__EXERCISE OBJECTIVE__
Each line containing the word "watermark" should be found and copied.
====== GIVEN INFORMATION ======
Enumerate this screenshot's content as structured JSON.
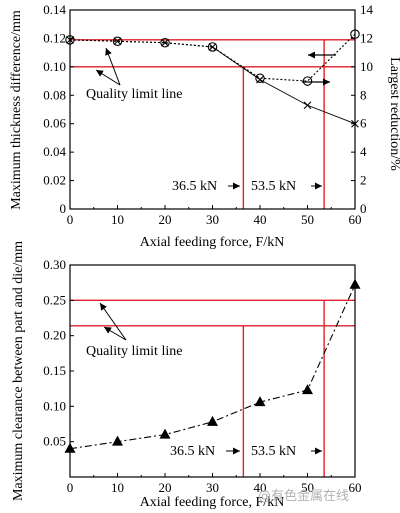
{
  "colors": {
    "axis": "#000000",
    "limit_line": "#e0212b",
    "watermark": "#b3b3b3"
  },
  "watermark": "@有色金属在线",
  "chart_data": [
    {
      "type": "line",
      "xlabel": "Axial feeding force, F/kN",
      "ylabel": "Maximum thickness difference/mm",
      "ylabel_right": "Largest reduction/%",
      "x_ticks": [
        "0",
        "10",
        "20",
        "30",
        "40",
        "50",
        "60"
      ],
      "y_ticks": [
        "0",
        "0.02",
        "0.04",
        "0.06",
        "0.08",
        "0.10",
        "0.12",
        "0.14"
      ],
      "y2_ticks": [
        "0",
        "2",
        "4",
        "6",
        "8",
        "10",
        "12",
        "14"
      ],
      "xlim": [
        0,
        60
      ],
      "ylim": [
        0,
        0.14
      ],
      "y2lim": [
        0,
        14
      ],
      "series": [
        {
          "marker": "circle",
          "axis": "left",
          "x": [
            0,
            10,
            20,
            30,
            40,
            50,
            60
          ],
          "y": [
            0.119,
            0.118,
            0.117,
            0.114,
            0.092,
            0.09,
            0.123
          ]
        },
        {
          "marker": "cross",
          "axis": "right",
          "x": [
            0,
            10,
            20,
            30,
            40,
            50,
            60
          ],
          "y": [
            11.9,
            11.8,
            11.7,
            11.4,
            9.1,
            7.3,
            6.0
          ]
        }
      ],
      "quality_limit_y": [
        0.119,
        0.1
      ],
      "limit_forces": [
        36.5,
        53.5
      ],
      "annotations": {
        "quality_limit": "Quality limit line",
        "force_a": "36.5 kN",
        "force_b": "53.5 kN"
      }
    },
    {
      "type": "line",
      "xlabel": "Axial feeding force, F/kN",
      "ylabel": "Maximum clearance between part and die/mm",
      "x_ticks": [
        "0",
        "10",
        "20",
        "30",
        "40",
        "50",
        "60"
      ],
      "y_ticks": [
        "0.05",
        "0.10",
        "0.15",
        "0.20",
        "0.25",
        "0.30"
      ],
      "xlim": [
        0,
        60
      ],
      "ylim": [
        0.0,
        0.3
      ],
      "series": [
        {
          "marker": "triangle",
          "x": [
            0,
            10,
            20,
            30,
            40,
            50,
            60
          ],
          "y": [
            0.04,
            0.05,
            0.06,
            0.078,
            0.106,
            0.123,
            0.272
          ]
        }
      ],
      "quality_limit_y": [
        0.25,
        0.214
      ],
      "limit_forces": [
        36.5,
        53.5
      ],
      "annotations": {
        "quality_limit": "Quality limit line",
        "force_a": "36.5 kN",
        "force_b": "53.5 kN"
      }
    }
  ]
}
======
__RESPONSE__
    "watermark": "#b3b3b3"
  "watermark": "@有色金属在线",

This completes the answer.